* [Given exercise]:
Find the lines of data that contain the string "title", then list them.

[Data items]
────

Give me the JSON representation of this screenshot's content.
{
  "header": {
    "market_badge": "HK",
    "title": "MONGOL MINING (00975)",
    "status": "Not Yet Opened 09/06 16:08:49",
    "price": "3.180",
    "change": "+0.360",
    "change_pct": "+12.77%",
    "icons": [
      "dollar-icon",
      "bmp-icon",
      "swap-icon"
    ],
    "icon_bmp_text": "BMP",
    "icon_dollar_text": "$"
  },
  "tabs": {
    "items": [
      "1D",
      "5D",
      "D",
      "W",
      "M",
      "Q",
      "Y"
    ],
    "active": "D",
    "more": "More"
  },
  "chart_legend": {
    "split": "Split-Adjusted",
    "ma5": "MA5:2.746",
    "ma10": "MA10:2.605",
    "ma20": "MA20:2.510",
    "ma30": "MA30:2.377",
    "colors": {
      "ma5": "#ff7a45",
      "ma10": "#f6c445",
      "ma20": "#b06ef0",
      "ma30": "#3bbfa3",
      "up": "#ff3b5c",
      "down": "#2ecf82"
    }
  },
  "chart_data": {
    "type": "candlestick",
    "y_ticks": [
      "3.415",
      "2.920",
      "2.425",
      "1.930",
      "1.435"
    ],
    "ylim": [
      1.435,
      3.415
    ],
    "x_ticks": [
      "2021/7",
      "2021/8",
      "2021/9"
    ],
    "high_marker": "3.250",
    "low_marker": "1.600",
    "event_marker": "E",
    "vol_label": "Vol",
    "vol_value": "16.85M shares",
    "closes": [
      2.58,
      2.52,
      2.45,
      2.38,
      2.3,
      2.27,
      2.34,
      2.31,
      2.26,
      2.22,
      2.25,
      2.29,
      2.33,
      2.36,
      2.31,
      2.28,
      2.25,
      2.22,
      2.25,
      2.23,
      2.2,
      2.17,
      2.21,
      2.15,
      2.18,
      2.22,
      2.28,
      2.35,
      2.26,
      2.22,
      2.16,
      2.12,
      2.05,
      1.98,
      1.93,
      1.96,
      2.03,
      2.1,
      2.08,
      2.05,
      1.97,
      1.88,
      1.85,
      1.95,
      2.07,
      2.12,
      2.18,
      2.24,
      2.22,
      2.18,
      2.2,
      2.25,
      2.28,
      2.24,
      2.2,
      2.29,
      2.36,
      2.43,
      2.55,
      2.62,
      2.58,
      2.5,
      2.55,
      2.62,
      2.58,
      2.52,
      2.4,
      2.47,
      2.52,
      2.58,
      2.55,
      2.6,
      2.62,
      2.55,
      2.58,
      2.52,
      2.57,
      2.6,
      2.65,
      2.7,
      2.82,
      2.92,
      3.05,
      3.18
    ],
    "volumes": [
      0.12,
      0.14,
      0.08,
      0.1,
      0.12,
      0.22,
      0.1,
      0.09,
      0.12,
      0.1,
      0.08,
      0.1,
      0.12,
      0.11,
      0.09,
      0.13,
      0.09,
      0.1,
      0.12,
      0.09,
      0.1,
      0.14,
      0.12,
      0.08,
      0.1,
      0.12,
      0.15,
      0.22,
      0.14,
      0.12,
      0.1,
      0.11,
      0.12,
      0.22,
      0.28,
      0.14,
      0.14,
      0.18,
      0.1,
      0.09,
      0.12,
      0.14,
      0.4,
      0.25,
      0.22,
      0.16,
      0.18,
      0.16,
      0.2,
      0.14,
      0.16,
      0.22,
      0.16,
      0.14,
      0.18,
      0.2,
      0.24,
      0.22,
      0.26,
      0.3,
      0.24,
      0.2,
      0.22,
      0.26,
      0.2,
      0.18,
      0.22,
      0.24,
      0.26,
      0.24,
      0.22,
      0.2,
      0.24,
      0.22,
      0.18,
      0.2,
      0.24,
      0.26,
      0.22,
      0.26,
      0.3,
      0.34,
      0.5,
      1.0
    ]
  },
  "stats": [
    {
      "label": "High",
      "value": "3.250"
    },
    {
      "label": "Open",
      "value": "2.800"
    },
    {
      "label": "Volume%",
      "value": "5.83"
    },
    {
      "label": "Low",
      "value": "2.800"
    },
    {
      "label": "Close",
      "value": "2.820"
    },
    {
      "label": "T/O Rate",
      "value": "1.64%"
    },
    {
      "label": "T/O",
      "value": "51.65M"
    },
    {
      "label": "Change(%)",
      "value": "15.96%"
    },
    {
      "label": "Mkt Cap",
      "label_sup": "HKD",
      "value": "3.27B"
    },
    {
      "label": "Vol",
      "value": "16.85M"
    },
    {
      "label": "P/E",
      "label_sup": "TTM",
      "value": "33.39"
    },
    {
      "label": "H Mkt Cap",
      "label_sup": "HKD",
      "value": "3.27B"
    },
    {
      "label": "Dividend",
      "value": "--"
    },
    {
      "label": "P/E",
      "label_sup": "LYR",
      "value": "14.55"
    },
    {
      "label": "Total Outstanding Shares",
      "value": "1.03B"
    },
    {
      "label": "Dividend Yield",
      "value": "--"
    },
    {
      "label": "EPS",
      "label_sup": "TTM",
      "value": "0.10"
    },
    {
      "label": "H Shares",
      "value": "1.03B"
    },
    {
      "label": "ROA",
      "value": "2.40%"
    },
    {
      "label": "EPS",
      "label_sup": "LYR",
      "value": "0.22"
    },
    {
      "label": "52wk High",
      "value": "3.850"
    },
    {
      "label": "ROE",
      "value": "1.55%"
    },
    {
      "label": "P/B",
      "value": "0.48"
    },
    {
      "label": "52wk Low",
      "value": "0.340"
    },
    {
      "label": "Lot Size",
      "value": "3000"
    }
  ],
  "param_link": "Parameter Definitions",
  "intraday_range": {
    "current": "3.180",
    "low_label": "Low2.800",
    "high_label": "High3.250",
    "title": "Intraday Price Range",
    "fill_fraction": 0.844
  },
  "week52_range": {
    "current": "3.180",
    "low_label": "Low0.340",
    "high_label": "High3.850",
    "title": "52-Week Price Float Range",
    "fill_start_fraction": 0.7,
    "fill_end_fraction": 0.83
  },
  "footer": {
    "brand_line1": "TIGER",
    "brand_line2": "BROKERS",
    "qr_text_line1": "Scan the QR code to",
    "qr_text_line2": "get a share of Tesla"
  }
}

────

* [Response to the task]:
    "title": "MONGOL MINING (00975)",
    "title": "Intraday Price Range",
    "title": "52-Week Price Float Range",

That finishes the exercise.